- Records supplied -
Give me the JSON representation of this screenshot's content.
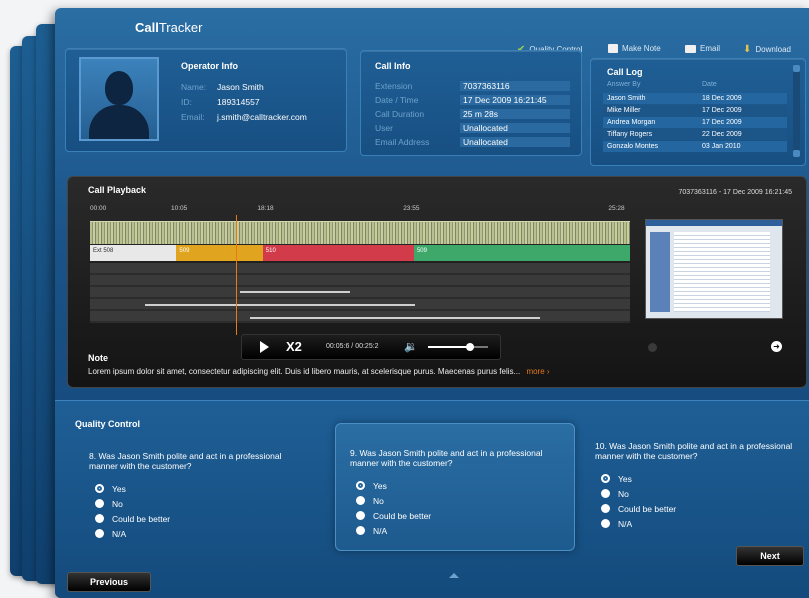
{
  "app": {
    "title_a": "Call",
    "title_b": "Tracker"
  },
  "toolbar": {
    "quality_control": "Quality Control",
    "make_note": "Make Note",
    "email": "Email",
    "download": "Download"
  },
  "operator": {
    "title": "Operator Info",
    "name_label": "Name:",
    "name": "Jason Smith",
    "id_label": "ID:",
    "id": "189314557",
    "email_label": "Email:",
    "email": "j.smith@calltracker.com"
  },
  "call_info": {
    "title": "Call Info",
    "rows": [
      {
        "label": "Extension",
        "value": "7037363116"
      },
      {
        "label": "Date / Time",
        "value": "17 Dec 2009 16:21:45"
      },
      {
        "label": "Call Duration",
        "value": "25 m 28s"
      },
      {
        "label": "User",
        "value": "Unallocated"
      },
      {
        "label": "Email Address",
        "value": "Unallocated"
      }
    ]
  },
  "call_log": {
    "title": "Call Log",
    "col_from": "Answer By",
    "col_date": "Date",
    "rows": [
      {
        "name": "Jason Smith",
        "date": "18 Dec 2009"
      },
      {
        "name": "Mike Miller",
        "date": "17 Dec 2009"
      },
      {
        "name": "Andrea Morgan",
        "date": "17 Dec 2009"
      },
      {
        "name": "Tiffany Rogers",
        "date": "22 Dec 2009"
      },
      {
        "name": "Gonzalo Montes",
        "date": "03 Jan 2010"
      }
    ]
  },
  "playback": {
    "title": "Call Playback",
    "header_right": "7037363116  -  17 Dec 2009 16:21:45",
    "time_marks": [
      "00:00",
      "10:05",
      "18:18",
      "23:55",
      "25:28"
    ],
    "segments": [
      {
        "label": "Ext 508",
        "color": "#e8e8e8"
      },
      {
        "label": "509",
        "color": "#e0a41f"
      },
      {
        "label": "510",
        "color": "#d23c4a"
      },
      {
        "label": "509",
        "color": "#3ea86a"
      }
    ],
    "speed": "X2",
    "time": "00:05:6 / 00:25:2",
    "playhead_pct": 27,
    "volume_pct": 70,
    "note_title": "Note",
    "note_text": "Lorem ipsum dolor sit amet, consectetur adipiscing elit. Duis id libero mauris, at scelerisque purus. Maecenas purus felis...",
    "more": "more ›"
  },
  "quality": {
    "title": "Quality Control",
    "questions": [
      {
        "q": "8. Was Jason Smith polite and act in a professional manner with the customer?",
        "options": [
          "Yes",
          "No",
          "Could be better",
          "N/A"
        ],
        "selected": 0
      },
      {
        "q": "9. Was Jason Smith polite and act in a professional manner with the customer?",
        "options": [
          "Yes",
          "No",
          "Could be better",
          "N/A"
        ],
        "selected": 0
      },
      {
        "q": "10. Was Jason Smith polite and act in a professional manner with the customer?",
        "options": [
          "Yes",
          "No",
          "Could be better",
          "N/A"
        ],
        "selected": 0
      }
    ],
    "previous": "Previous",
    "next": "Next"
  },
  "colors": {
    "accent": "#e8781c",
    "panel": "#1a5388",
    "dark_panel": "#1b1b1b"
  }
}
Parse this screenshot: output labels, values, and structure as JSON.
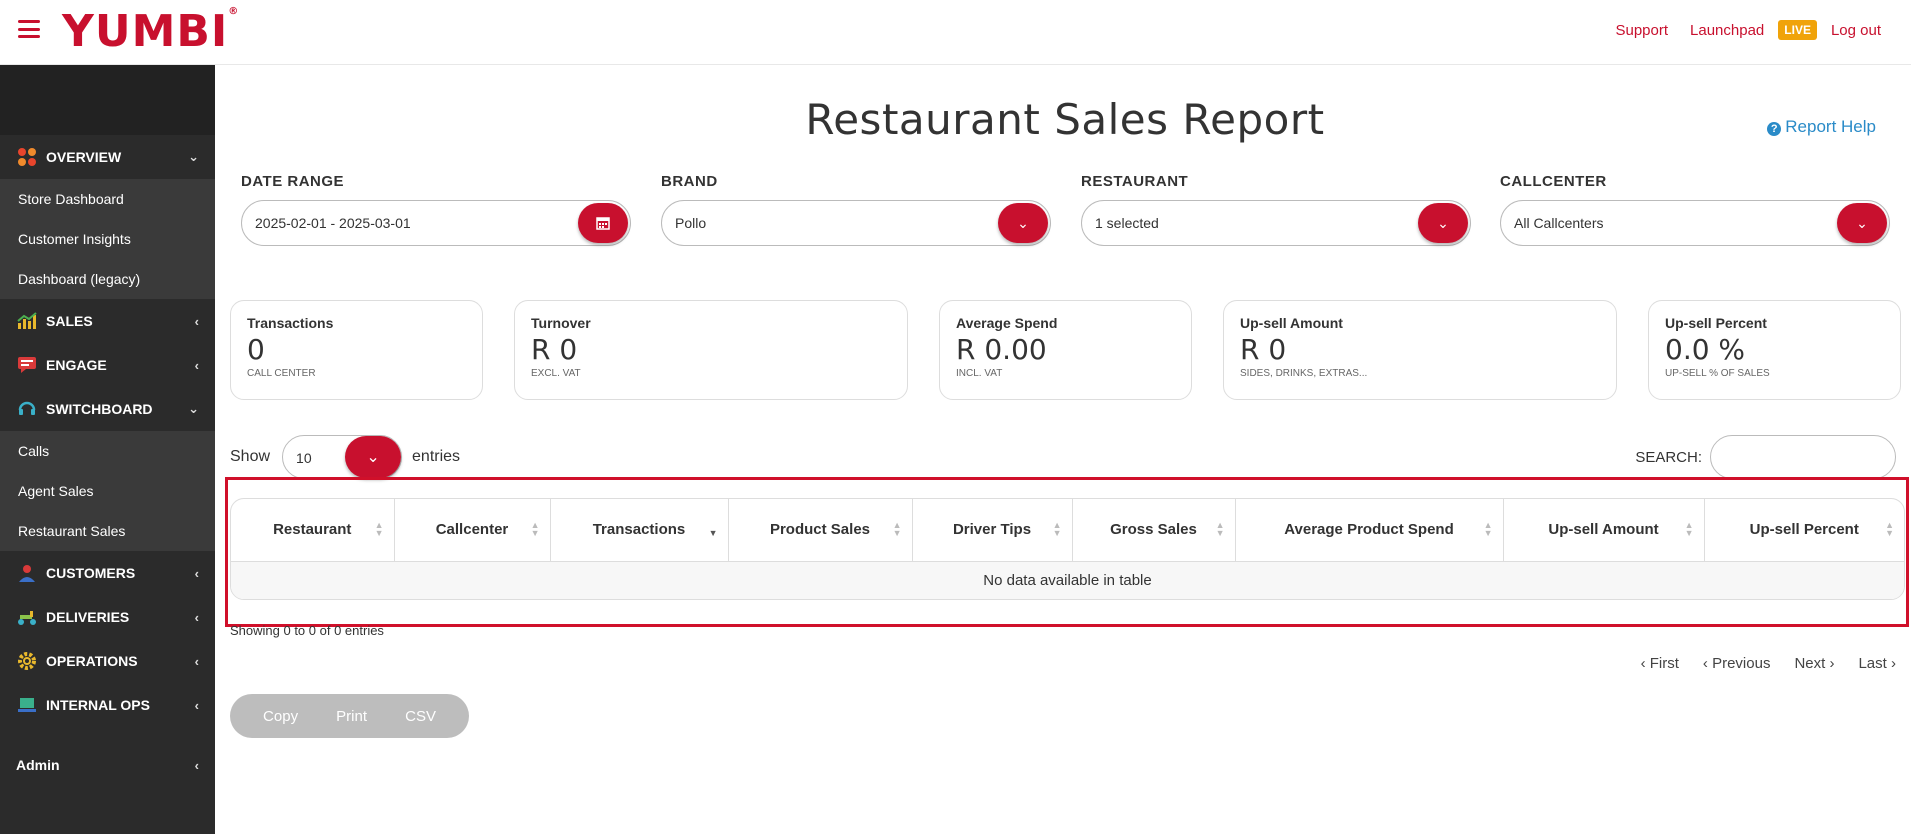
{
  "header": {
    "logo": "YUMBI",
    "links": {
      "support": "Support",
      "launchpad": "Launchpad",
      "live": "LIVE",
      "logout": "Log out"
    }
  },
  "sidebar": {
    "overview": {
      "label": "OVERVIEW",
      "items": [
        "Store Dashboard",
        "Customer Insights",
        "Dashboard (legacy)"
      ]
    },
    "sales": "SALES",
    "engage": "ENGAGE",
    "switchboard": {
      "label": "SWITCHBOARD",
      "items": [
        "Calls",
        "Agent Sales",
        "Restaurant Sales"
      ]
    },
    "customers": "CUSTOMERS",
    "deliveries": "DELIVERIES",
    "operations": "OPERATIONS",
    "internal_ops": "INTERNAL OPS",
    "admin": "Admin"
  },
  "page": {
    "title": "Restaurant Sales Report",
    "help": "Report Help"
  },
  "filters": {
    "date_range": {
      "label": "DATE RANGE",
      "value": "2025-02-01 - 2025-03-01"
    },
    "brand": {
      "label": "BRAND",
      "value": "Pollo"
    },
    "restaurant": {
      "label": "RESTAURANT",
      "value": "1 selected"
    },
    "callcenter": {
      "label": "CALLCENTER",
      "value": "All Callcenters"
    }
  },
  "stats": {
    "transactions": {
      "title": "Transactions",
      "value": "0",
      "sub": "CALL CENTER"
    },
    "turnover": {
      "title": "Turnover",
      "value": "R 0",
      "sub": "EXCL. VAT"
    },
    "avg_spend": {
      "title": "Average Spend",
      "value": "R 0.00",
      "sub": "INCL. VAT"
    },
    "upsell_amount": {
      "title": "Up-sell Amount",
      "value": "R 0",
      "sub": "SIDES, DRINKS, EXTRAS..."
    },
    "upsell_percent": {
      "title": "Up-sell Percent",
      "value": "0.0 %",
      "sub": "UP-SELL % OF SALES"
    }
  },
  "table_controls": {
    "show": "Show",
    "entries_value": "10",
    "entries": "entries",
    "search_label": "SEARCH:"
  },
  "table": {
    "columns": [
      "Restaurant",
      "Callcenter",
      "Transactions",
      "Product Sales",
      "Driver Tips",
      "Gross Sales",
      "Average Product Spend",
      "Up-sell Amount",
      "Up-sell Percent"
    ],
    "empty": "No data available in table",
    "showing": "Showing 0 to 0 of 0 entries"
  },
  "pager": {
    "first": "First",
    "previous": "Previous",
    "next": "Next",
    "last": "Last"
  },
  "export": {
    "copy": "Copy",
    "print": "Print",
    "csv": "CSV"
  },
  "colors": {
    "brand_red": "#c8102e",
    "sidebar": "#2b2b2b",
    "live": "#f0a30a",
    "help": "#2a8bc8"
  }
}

- Exercise instructions -
Give every record again exactly, apart from the pictures, which stay out.

- Solution to the problem -
Give me the JSON representation of this screenshot's content.
{
  "app": {
    "title_a": "Call",
    "title_b": "Tracker"
  },
  "toolbar": {
    "quality_control": "Quality Control",
    "make_note": "Make Note",
    "email": "Email",
    "download": "Download"
  },
  "operator": {
    "title": "Operator Info",
    "name_label": "Name:",
    "name": "Jason Smith",
    "id_label": "ID:",
    "id": "189314557",
    "email_label": "Email:",
    "email": "j.smith@calltracker.com"
  },
  "call_info": {
    "title": "Call Info",
    "rows": [
      {
        "label": "Extension",
        "value": "7037363116"
      },
      {
        "label": "Date / Time",
        "value": "17 Dec 2009 16:21:45"
      },
      {
        "label": "Call Duration",
        "value": "25 m 28s"
      },
      {
        "label": "User",
        "value": "Unallocated"
      },
      {
        "label": "Email Address",
        "value": "Unallocated"
      }
    ]
  },
  "call_log": {
    "title": "Call Log",
    "col_from": "Answer By",
    "col_date": "Date",
    "rows": [
      {
        "name": "Jason Smith",
        "date": "18 Dec 2009"
      },
      {
        "name": "Mike Miller",
        "date": "17 Dec 2009"
      },
      {
        "name": "Andrea Morgan",
        "date": "17 Dec 2009"
      },
      {
        "name": "Tiffany Rogers",
        "date": "22 Dec 2009"
      },
      {
        "name": "Gonzalo Montes",
        "date": "03 Jan 2010"
      }
    ]
  },
  "playback": {
    "title": "Call Playback",
    "header_right": "7037363116  -  17 Dec 2009 16:21:45",
    "time_marks": [
      "00:00",
      "10:05",
      "18:18",
      "23:55",
      "25:28"
    ],
    "segments": [
      {
        "label": "Ext 508",
        "color": "#e8e8e8"
      },
      {
        "label": "509",
        "color": "#e0a41f"
      },
      {
        "label": "510",
        "color": "#d23c4a"
      },
      {
        "label": "509",
        "color": "#3ea86a"
      }
    ],
    "speed": "X2",
    "time": "00:05:6 / 00:25:2",
    "playhead_pct": 27,
    "volume_pct": 70,
    "note_title": "Note",
    "note_text": "Lorem ipsum dolor sit amet, consectetur adipiscing elit. Duis id libero mauris, at scelerisque purus. Maecenas purus felis...",
    "more": "more ›"
  },
  "quality": {
    "title": "Quality Control",
    "questions": [
      {
        "q": "8. Was Jason Smith polite and act in a professional manner with the customer?",
        "options": [
          "Yes",
          "No",
          "Could be better",
          "N/A"
        ],
        "selected": 0
      },
      {
        "q": "9. Was Jason Smith polite and act in a professional manner with the customer?",
        "options": [
          "Yes",
          "No",
          "Could be better",
          "N/A"
        ],
        "selected": 0
      },
      {
        "q": "10. Was Jason Smith polite and act in a professional manner with the customer?",
        "options": [
          "Yes",
          "No",
          "Could be better",
          "N/A"
        ],
        "selected": 0
      }
    ],
    "previous": "Previous",
    "next": "Next"
  },
  "colors": {
    "accent": "#e8781c",
    "panel": "#1a5388",
    "dark_panel": "#1b1b1b"
  }
}
Parse this screenshot: output labels, values, and structure as JSON.
{
  "header": {
    "logo": "YUMBI",
    "links": {
      "support": "Support",
      "launchpad": "Launchpad",
      "live": "LIVE",
      "logout": "Log out"
    }
  },
  "sidebar": {
    "overview": {
      "label": "OVERVIEW",
      "items": [
        "Store Dashboard",
        "Customer Insights",
        "Dashboard (legacy)"
      ]
    },
    "sales": "SALES",
    "engage": "ENGAGE",
    "switchboard": {
      "label": "SWITCHBOARD",
      "items": [
        "Calls",
        "Agent Sales",
        "Restaurant Sales"
      ]
    },
    "customers": "CUSTOMERS",
    "deliveries": "DELIVERIES",
    "operations": "OPERATIONS",
    "internal_ops": "INTERNAL OPS",
    "admin": "Admin"
  },
  "page": {
    "title": "Restaurant Sales Report",
    "help": "Report Help"
  },
  "filters": {
    "date_range": {
      "label": "DATE RANGE",
      "value": "2025-02-01 - 2025-03-01"
    },
    "brand": {
      "label": "BRAND",
      "value": "Pollo"
    },
    "restaurant": {
      "label": "RESTAURANT",
      "value": "1 selected"
    },
    "callcenter": {
      "label": "CALLCENTER",
      "value": "All Callcenters"
    }
  },
  "stats": {
    "transactions": {
      "title": "Transactions",
      "value": "0",
      "sub": "CALL CENTER"
    },
    "turnover": {
      "title": "Turnover",
      "value": "R 0",
      "sub": "EXCL. VAT"
    },
    "avg_spend": {
      "title": "Average Spend",
      "value": "R 0.00",
      "sub": "INCL. VAT"
    },
    "upsell_amount": {
      "title": "Up-sell Amount",
      "value": "R 0",
      "sub": "SIDES, DRINKS, EXTRAS..."
    },
    "upsell_percent": {
      "title": "Up-sell Percent",
      "value": "0.0 %",
      "sub": "UP-SELL % OF SALES"
    }
  },
  "table_controls": {
    "show": "Show",
    "entries_value": "10",
    "entries": "entries",
    "search_label": "SEARCH:"
  },
  "table": {
    "columns": [
      "Restaurant",
      "Callcenter",
      "Transactions",
      "Product Sales",
      "Driver Tips",
      "Gross Sales",
      "Average Product Spend",
      "Up-sell Amount",
      "Up-sell Percent"
    ],
    "empty": "No data available in table",
    "showing": "Showing 0 to 0 of 0 entries"
  },
  "pager": {
    "first": "First",
    "previous": "Previous",
    "next": "Next",
    "last": "Last"
  },
  "export": {
    "copy": "Copy",
    "print": "Print",
    "csv": "CSV"
  },
  "colors": {
    "brand_red": "#c8102e",
    "sidebar": "#2b2b2b",
    "live": "#f0a30a",
    "help": "#2a8bc8"
  }
}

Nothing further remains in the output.